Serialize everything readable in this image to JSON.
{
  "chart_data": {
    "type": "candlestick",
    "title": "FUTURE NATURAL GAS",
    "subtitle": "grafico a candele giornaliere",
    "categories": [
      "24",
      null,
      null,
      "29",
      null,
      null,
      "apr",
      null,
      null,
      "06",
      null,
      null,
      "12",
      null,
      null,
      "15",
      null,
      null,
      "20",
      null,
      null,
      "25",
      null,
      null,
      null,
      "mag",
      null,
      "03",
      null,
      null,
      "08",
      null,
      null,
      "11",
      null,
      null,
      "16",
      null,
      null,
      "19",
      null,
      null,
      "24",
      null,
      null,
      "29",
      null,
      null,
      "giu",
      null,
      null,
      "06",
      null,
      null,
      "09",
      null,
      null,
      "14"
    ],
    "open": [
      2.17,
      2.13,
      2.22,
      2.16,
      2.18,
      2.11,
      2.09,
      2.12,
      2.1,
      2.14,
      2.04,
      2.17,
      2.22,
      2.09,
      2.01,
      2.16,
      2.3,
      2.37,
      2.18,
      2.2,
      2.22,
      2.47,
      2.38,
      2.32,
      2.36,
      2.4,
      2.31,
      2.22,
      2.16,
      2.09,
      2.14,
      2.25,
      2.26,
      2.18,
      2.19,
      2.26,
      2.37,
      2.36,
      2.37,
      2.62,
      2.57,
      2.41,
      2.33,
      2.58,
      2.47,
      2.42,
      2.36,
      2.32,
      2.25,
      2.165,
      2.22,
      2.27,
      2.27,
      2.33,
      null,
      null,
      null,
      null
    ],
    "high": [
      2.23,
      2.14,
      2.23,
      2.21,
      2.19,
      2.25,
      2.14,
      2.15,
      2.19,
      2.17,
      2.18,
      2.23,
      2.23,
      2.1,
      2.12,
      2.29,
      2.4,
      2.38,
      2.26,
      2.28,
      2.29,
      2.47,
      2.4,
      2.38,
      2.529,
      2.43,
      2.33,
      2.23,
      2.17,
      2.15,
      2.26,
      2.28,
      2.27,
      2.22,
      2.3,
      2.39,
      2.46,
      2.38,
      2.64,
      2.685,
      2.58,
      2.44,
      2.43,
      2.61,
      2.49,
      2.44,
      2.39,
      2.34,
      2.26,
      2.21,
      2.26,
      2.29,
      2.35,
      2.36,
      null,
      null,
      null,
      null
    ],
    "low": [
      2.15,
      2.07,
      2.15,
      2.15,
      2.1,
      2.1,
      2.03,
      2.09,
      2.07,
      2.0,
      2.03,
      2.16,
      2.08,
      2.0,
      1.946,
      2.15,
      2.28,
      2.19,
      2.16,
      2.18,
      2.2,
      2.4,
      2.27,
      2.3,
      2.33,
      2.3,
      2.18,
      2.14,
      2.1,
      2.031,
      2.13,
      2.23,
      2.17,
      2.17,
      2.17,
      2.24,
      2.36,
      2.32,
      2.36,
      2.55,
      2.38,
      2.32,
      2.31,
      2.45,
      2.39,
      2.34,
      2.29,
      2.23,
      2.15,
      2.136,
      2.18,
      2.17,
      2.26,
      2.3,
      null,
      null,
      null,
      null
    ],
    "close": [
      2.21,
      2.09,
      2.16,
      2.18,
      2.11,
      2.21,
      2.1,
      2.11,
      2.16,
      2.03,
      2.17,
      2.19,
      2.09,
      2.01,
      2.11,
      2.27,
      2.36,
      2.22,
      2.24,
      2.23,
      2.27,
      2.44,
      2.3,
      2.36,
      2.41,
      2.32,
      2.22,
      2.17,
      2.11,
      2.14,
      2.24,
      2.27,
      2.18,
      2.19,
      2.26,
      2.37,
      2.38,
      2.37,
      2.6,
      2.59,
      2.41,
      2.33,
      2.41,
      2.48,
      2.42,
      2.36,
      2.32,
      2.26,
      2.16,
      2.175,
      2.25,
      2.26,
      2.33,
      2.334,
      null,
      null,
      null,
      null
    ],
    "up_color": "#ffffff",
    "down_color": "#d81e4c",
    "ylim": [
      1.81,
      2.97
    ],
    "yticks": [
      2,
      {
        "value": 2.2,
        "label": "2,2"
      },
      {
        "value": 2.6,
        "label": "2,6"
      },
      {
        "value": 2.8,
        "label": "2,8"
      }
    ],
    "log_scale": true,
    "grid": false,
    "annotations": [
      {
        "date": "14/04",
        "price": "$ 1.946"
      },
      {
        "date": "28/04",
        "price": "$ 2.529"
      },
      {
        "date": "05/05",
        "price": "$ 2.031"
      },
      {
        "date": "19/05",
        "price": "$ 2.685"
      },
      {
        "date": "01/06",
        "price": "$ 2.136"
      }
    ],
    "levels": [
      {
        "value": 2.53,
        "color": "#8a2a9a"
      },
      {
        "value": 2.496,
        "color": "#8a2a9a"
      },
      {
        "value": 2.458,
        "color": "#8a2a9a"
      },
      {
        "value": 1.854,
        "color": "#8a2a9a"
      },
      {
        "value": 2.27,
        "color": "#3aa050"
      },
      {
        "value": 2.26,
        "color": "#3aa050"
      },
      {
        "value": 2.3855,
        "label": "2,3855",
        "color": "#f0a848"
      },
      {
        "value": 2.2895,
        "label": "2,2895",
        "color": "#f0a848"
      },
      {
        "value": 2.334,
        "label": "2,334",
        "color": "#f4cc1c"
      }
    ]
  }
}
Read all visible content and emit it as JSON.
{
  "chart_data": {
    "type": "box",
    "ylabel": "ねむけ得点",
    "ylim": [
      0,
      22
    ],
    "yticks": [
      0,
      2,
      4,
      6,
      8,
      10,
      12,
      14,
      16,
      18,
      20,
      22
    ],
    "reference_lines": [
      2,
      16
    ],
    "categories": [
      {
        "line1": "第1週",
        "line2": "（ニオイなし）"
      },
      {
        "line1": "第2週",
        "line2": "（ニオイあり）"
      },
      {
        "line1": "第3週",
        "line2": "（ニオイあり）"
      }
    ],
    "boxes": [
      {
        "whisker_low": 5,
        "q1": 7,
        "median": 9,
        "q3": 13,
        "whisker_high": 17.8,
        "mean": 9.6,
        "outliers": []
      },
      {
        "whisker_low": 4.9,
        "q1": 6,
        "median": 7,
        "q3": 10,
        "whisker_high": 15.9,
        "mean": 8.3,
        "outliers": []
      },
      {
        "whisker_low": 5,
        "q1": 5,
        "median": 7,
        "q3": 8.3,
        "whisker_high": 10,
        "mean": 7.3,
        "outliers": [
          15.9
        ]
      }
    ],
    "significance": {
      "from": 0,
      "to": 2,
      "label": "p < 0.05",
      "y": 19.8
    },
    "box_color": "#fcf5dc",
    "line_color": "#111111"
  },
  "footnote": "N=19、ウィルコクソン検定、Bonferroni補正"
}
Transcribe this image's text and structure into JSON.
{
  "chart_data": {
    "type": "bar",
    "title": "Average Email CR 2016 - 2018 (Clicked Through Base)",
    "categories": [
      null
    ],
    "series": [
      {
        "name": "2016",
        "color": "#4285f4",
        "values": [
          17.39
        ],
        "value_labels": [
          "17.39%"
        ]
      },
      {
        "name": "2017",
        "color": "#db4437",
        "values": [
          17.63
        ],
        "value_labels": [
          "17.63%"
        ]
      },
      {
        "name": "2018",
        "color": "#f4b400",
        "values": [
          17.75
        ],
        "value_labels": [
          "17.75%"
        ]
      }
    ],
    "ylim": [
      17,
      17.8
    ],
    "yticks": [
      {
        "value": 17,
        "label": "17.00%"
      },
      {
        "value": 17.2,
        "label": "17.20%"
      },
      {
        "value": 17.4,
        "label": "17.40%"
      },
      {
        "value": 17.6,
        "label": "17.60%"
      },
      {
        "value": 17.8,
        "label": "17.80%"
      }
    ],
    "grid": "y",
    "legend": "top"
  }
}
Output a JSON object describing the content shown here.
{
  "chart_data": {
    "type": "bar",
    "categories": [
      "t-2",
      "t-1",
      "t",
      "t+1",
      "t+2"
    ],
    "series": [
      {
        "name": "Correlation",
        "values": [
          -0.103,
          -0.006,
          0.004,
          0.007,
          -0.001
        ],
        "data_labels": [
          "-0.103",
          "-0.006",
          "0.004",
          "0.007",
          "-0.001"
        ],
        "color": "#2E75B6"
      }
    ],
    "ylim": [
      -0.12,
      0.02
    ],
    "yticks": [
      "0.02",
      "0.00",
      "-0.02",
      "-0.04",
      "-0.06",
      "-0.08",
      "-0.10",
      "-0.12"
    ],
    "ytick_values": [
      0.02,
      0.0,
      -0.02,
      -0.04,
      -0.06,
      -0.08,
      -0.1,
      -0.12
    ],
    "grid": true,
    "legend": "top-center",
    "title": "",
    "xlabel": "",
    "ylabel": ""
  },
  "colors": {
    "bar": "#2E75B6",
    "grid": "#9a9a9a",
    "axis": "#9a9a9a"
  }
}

────────────────

▶ [Requirement]: Look through the material above. Copy each line where the word "this" appears.

▶ [Solution below]:
Serialize everything readable in this image to JSON.
Transcribe this image's text and structure into JSON.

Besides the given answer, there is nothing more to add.